MATERIAL PROVIDED:
>>>

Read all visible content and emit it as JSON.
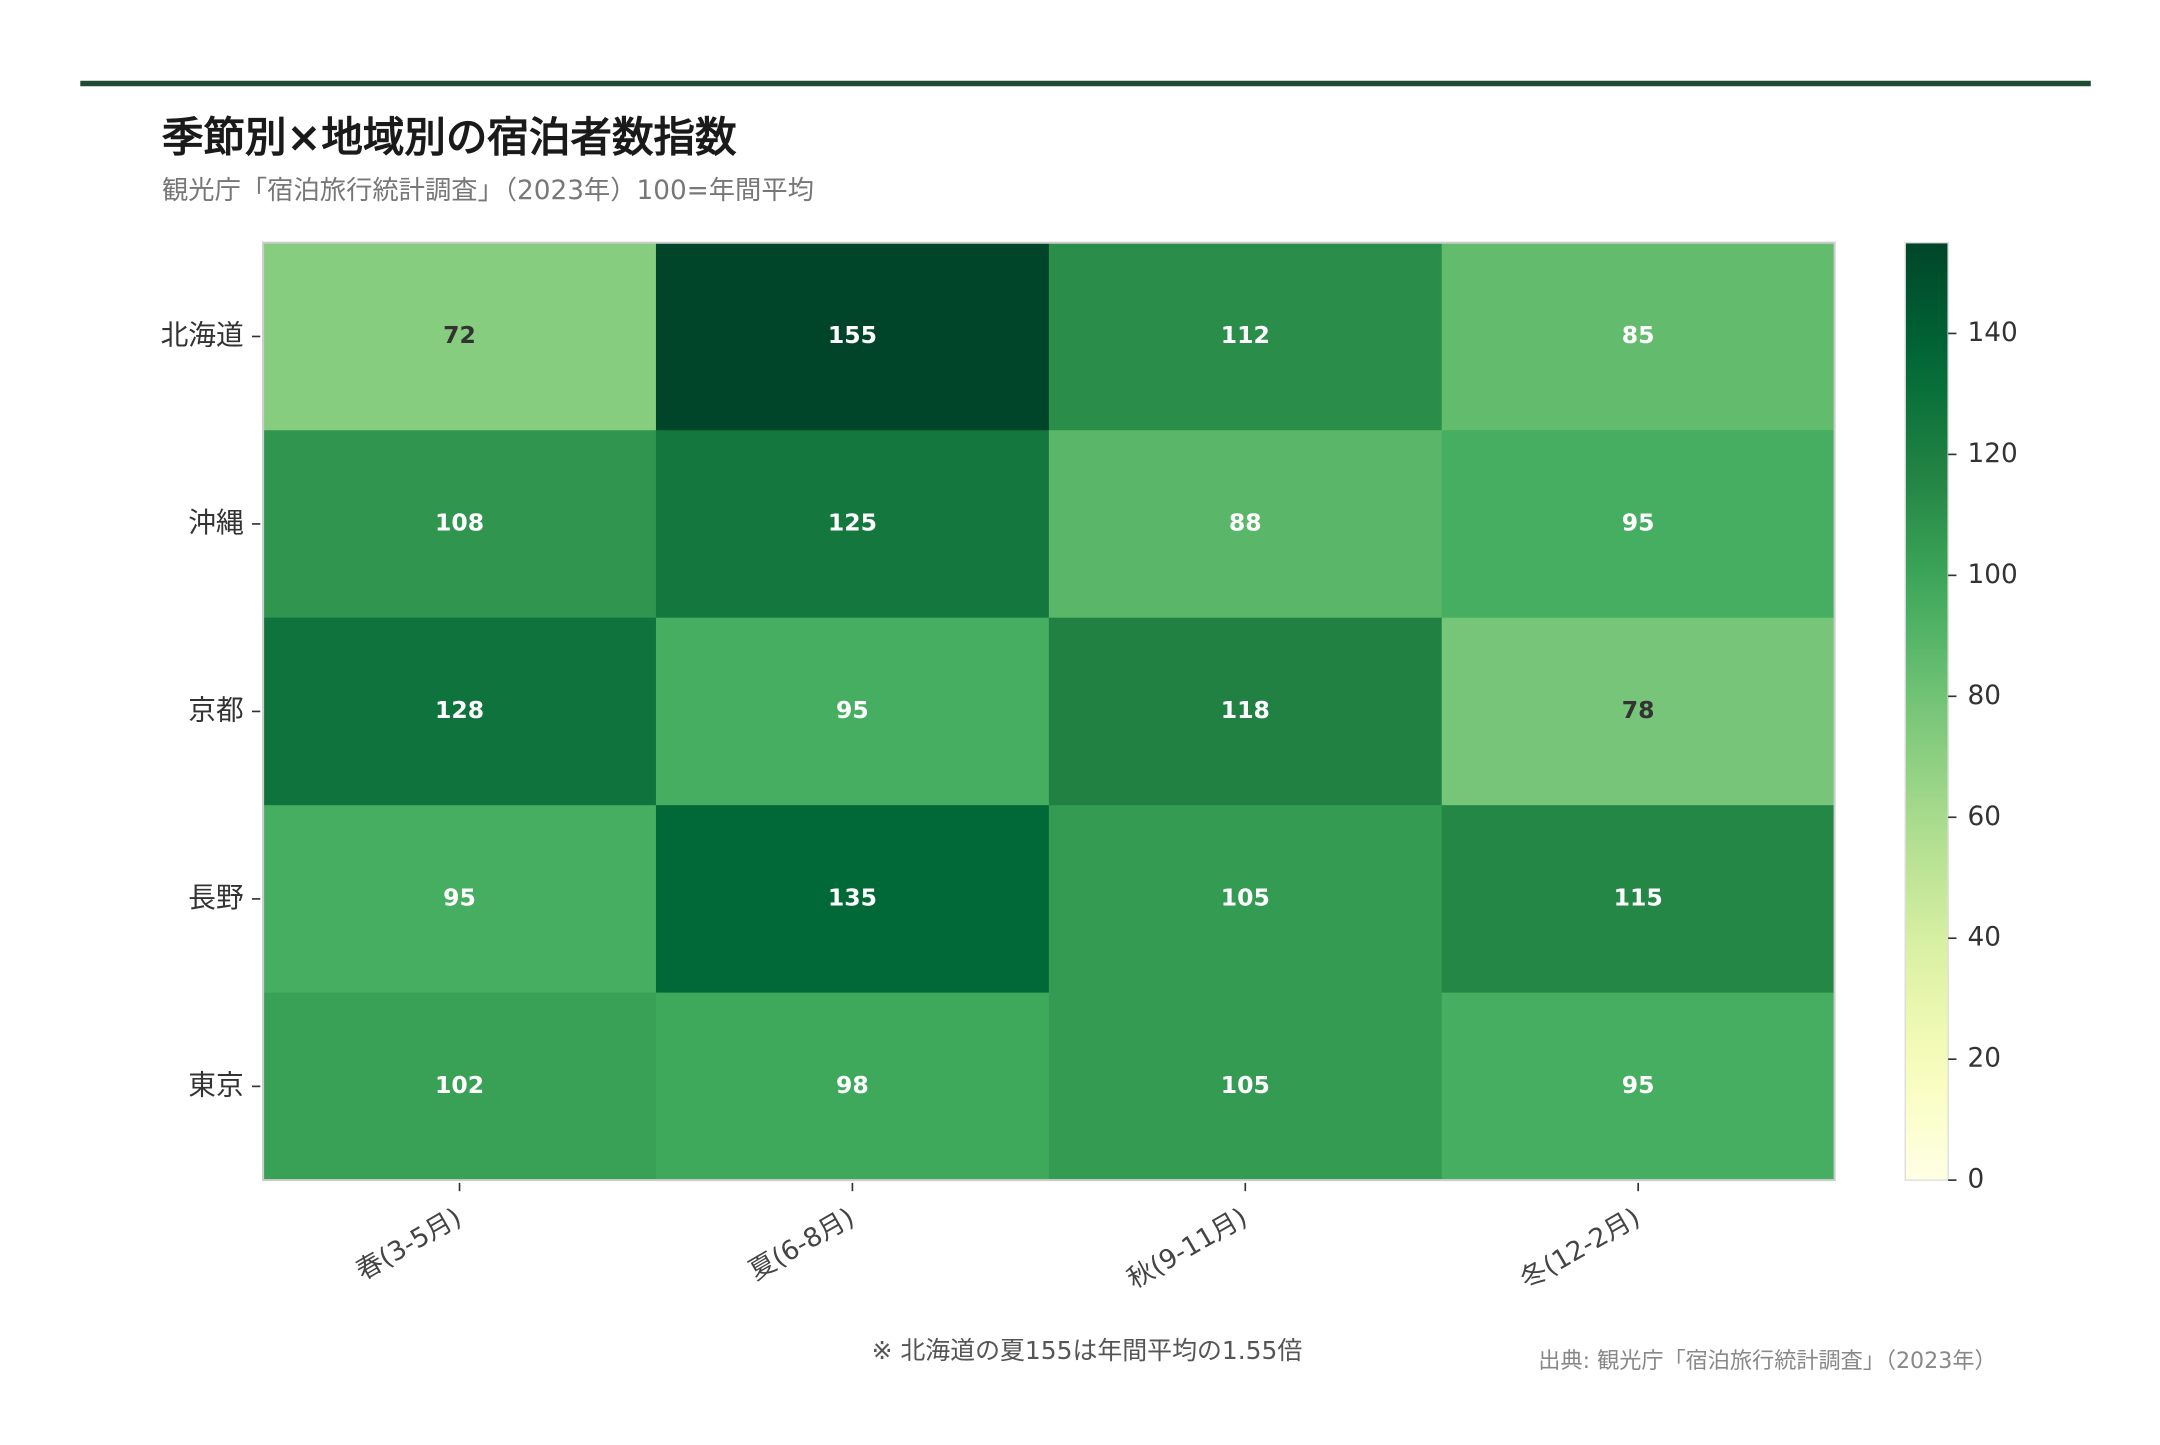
{
  "chart_data": {
    "type": "heatmap",
    "title": "季節別×地域別の宿泊者数指数",
    "subtitle": "観光庁「宿泊旅行統計調査」（2023年）100=年間平均",
    "rows": [
      "北海道",
      "沖縄",
      "京都",
      "長野",
      "東京"
    ],
    "columns": [
      "春(3-5月)",
      "夏(6-8月)",
      "秋(9-11月)",
      "冬(12-2月)"
    ],
    "values": [
      [
        72,
        155,
        112,
        85
      ],
      [
        108,
        125,
        88,
        95
      ],
      [
        128,
        95,
        118,
        78
      ],
      [
        95,
        135,
        105,
        115
      ],
      [
        102,
        98,
        105,
        95
      ]
    ],
    "colormap": "YlGn",
    "clim": [
      0,
      155
    ],
    "cticks": [
      0,
      20,
      40,
      60,
      80,
      100,
      120,
      140
    ],
    "annotation": "※ 北海道の夏155は年間平均の1.55倍",
    "source": "出典: 観光庁「宿泊旅行統計調査」（2023年）"
  }
}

<<<

GIVEN EXERCISE:
Tally the lines of the listing in which the word "宿泊旅行統計調査" occurs, and state the total alone.

REPLY TO THE EXERCISE:
2